-- start --

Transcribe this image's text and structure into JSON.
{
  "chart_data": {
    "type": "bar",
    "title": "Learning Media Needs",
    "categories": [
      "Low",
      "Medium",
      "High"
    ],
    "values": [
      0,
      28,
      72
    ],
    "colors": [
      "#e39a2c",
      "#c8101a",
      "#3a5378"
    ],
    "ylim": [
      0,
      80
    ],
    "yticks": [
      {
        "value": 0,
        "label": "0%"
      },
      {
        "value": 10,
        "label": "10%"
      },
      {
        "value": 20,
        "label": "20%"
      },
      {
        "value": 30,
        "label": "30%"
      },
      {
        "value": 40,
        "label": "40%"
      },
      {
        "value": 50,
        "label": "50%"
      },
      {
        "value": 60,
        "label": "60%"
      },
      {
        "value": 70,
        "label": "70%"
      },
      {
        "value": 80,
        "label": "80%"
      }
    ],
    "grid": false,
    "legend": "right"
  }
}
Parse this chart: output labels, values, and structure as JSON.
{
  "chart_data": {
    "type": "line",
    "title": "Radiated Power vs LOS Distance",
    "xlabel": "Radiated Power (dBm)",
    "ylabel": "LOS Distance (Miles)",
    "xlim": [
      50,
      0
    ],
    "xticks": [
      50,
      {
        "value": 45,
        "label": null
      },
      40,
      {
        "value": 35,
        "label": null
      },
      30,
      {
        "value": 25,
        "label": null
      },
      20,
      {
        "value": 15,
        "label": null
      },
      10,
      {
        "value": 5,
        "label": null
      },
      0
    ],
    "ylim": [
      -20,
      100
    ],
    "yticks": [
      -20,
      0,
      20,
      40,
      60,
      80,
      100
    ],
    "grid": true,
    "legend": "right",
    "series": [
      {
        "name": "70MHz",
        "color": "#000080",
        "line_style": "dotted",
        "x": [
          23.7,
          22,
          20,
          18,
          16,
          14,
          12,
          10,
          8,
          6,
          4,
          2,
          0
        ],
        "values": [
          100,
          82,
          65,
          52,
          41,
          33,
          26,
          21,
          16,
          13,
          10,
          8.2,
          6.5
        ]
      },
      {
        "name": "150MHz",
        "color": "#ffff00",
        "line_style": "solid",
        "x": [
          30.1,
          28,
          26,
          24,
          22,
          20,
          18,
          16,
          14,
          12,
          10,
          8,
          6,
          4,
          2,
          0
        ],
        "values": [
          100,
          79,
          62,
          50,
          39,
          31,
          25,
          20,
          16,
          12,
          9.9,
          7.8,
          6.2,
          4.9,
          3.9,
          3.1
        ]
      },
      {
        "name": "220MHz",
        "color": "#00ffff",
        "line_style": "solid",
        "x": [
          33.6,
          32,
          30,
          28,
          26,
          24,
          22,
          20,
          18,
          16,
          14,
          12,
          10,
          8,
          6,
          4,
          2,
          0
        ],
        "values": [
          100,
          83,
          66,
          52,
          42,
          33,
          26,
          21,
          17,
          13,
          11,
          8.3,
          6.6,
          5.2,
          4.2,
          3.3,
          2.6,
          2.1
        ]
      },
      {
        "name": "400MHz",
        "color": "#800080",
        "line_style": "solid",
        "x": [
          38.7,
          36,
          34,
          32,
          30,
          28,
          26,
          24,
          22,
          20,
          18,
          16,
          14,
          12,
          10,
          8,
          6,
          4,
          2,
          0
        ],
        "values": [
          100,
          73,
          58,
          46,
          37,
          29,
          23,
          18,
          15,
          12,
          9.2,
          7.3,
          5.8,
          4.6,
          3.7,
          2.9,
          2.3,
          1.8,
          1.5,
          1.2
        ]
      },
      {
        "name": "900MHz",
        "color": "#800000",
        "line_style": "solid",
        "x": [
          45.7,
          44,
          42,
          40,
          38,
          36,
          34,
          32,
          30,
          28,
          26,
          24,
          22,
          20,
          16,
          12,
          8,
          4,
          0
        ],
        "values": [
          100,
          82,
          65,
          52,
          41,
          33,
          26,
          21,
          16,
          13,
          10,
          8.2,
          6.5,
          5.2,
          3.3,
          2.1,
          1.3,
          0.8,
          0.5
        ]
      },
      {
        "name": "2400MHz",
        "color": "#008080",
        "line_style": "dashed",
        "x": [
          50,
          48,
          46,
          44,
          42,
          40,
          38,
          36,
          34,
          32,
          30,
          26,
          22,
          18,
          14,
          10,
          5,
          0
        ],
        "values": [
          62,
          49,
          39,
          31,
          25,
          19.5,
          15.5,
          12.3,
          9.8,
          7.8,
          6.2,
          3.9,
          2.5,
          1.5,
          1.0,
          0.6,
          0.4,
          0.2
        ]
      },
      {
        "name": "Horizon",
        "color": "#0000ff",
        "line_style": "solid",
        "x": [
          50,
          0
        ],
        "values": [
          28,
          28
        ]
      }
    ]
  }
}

-- end --

▸ EXERCISE TASK:
Could you quote the material above in full, exactly as it stands?

▸ TASK RESPONSE:
Transcribe this image's text and structure into JSON.
{
  "chart_data": {
    "type": "bar",
    "title": "Learning Media Needs",
    "categories": [
      "Low",
      "Medium",
      "High"
    ],
    "values": [
      0,
      28,
      72
    ],
    "colors": [
      "#e39a2c",
      "#c8101a",
      "#3a5378"
    ],
    "ylim": [
      0,
      80
    ],
    "yticks": [
      {
        "value": 0,
        "label": "0%"
      },
      {
        "value": 10,
        "label": "10%"
      },
      {
        "value": 20,
        "label": "20%"
      },
      {
        "value": 30,
        "label": "30%"
      },
      {
        "value": 40,
        "label": "40%"
      },
      {
        "value": 50,
        "label": "50%"
      },
      {
        "value": 60,
        "label": "60%"
      },
      {
        "value": 70,
        "label": "70%"
      },
      {
        "value": 80,
        "label": "80%"
      }
    ],
    "grid": false,
    "legend": "right"
  }
}
Parse this chart: output labels, values, and structure as JSON.
{
  "chart_data": {
    "type": "line",
    "title": "Radiated Power vs LOS Distance",
    "xlabel": "Radiated Power (dBm)",
    "ylabel": "LOS Distance (Miles)",
    "xlim": [
      50,
      0
    ],
    "xticks": [
      50,
      {
        "value": 45,
        "label": null
      },
      40,
      {
        "value": 35,
        "label": null
      },
      30,
      {
        "value": 25,
        "label": null
      },
      20,
      {
        "value": 15,
        "label": null
      },
      10,
      {
        "value": 5,
        "label": null
      },
      0
    ],
    "ylim": [
      -20,
      100
    ],
    "yticks": [
      -20,
      0,
      20,
      40,
      60,
      80,
      100
    ],
    "grid": true,
    "legend": "right",
    "series": [
      {
        "name": "70MHz",
        "color": "#000080",
        "line_style": "dotted",
        "x": [
          23.7,
          22,
          20,
          18,
          16,
          14,
          12,
          10,
          8,
          6,
          4,
          2,
          0
        ],
        "values": [
          100,
          82,
          65,
          52,
          41,
          33,
          26,
          21,
          16,
          13,
          10,
          8.2,
          6.5
        ]
      },
      {
        "name": "150MHz",
        "color": "#ffff00",
        "line_style": "solid",
        "x": [
          30.1,
          28,
          26,
          24,
          22,
          20,
          18,
          16,
          14,
          12,
          10,
          8,
          6,
          4,
          2,
          0
        ],
        "values": [
          100,
          79,
          62,
          50,
          39,
          31,
          25,
          20,
          16,
          12,
          9.9,
          7.8,
          6.2,
          4.9,
          3.9,
          3.1
        ]
      },
      {
        "name": "220MHz",
        "color": "#00ffff",
        "line_style": "solid",
        "x": [
          33.6,
          32,
          30,
          28,
          26,
          24,
          22,
          20,
          18,
          16,
          14,
          12,
          10,
          8,
          6,
          4,
          2,
          0
        ],
        "values": [
          100,
          83,
          66,
          52,
          42,
          33,
          26,
          21,
          17,
          13,
          11,
          8.3,
          6.6,
          5.2,
          4.2,
          3.3,
          2.6,
          2.1
        ]
      },
      {
        "name": "400MHz",
        "color": "#800080",
        "line_style": "solid",
        "x": [
          38.7,
          36,
          34,
          32,
          30,
          28,
          26,
          24,
          22,
          20,
          18,
          16,
          14,
          12,
          10,
          8,
          6,
          4,
          2,
          0
        ],
        "values": [
          100,
          73,
          58,
          46,
          37,
          29,
          23,
          18,
          15,
          12,
          9.2,
          7.3,
          5.8,
          4.6,
          3.7,
          2.9,
          2.3,
          1.8,
          1.5,
          1.2
        ]
      },
      {
        "name": "900MHz",
        "color": "#800000",
        "line_style": "solid",
        "x": [
          45.7,
          44,
          42,
          40,
          38,
          36,
          34,
          32,
          30,
          28,
          26,
          24,
          22,
          20,
          16,
          12,
          8,
          4,
          0
        ],
        "values": [
          100,
          82,
          65,
          52,
          41,
          33,
          26,
          21,
          16,
          13,
          10,
          8.2,
          6.5,
          5.2,
          3.3,
          2.1,
          1.3,
          0.8,
          0.5
        ]
      },
      {
        "name": "2400MHz",
        "color": "#008080",
        "line_style": "dashed",
        "x": [
          50,
          48,
          46,
          44,
          42,
          40,
          38,
          36,
          34,
          32,
          30,
          26,
          22,
          18,
          14,
          10,
          5,
          0
        ],
        "values": [
          62,
          49,
          39,
          31,
          25,
          19.5,
          15.5,
          12.3,
          9.8,
          7.8,
          6.2,
          3.9,
          2.5,
          1.5,
          1.0,
          0.6,
          0.4,
          0.2
        ]
      },
      {
        "name": "Horizon",
        "color": "#0000ff",
        "line_style": "solid",
        "x": [
          50,
          0
        ],
        "values": [
          28,
          28
        ]
      }
    ]
  }
}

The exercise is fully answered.